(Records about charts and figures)
--- --- ---
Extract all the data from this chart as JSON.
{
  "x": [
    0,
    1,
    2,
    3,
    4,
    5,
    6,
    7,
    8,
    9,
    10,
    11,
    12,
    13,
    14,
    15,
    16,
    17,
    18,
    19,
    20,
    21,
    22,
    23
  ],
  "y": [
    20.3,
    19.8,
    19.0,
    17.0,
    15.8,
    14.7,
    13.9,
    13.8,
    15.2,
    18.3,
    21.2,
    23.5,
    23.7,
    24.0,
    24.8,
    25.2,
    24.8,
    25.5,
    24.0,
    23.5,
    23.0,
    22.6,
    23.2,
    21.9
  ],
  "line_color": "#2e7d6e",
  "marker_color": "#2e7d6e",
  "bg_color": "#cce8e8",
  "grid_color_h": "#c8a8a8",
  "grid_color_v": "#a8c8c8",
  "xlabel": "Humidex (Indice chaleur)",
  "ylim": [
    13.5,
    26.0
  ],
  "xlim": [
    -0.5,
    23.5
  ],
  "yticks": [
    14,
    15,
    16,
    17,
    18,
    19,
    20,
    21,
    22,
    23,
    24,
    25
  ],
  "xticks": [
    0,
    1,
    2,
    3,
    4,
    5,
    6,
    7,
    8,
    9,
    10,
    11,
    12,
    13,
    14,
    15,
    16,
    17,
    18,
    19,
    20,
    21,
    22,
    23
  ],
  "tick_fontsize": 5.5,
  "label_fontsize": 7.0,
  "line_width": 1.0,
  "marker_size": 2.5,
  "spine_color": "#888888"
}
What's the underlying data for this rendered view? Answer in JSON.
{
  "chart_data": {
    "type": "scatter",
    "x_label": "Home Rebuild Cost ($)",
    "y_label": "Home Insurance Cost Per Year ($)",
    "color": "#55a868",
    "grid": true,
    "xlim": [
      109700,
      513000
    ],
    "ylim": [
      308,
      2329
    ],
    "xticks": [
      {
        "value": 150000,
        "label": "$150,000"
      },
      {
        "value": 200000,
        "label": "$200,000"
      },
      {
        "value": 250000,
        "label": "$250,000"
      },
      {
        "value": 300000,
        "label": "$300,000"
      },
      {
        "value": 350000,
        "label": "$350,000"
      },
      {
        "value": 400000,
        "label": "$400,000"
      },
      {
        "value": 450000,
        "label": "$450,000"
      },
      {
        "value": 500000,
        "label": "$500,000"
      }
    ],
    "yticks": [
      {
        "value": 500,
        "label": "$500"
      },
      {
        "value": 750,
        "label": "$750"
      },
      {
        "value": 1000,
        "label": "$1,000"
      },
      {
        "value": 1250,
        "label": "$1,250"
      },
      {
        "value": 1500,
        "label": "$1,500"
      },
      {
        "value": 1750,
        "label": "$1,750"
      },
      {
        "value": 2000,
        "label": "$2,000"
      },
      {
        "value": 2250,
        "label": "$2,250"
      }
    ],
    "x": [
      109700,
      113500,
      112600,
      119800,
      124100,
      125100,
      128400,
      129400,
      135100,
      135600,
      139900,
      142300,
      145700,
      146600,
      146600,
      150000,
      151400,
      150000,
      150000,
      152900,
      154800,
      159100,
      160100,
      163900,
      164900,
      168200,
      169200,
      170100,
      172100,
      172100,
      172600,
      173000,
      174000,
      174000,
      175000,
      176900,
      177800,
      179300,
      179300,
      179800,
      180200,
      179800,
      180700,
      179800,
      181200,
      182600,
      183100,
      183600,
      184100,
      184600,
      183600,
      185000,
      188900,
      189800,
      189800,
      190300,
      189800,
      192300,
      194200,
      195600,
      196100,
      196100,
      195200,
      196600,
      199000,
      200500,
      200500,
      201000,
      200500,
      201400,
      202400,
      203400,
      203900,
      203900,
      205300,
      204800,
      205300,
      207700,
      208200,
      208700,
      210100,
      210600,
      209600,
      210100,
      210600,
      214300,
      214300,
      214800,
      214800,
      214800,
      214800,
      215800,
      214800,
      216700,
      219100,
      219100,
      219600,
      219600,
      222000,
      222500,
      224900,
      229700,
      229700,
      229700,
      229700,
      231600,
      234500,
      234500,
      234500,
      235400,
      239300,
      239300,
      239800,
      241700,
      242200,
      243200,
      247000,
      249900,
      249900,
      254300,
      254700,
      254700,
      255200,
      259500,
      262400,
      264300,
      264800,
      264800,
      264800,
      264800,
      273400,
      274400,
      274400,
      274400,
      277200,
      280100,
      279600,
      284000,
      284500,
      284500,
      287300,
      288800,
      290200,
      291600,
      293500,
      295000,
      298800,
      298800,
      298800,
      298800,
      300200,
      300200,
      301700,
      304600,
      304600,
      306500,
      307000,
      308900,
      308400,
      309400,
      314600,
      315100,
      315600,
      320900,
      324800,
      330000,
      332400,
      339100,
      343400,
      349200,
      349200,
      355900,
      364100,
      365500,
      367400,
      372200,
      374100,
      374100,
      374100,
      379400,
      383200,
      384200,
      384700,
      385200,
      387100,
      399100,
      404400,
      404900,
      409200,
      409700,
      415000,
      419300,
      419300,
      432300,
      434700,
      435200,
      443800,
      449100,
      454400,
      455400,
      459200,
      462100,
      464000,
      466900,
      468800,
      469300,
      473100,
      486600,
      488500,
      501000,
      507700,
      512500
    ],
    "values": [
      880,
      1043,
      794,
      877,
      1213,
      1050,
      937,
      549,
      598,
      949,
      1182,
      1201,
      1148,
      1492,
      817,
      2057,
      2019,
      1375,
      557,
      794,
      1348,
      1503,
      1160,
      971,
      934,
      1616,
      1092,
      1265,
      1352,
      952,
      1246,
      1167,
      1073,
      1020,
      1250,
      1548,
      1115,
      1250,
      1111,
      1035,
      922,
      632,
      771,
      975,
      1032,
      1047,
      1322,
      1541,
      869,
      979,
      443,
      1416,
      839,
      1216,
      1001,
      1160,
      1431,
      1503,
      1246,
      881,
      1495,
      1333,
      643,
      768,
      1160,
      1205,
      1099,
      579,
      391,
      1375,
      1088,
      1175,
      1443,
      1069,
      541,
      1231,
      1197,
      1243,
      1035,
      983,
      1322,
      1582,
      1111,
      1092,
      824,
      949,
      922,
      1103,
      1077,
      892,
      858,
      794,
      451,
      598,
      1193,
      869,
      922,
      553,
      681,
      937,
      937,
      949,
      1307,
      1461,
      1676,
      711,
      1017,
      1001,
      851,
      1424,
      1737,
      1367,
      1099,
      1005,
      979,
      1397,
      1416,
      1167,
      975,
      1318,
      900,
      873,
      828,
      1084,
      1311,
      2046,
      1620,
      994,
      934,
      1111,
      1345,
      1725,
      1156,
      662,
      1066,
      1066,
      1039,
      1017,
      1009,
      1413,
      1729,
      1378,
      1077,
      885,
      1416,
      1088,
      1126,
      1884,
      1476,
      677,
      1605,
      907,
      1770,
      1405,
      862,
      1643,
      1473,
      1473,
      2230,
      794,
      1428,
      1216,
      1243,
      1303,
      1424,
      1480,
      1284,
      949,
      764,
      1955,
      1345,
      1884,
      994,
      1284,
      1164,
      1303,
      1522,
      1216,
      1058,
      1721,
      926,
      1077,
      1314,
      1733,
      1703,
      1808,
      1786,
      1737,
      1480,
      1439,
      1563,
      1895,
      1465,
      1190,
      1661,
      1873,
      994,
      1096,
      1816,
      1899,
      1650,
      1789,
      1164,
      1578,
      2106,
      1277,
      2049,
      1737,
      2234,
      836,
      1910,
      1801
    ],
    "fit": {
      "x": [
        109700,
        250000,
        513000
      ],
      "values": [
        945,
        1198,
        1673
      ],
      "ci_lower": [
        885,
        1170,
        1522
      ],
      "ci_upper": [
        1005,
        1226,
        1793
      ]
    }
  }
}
--- --- ---
Exercise description —
Reproduce each line holding the word "JSON".

Correct result —
Extract all the data from this chart as JSON.
What's the underlying data for this rendered view? Answer in JSON.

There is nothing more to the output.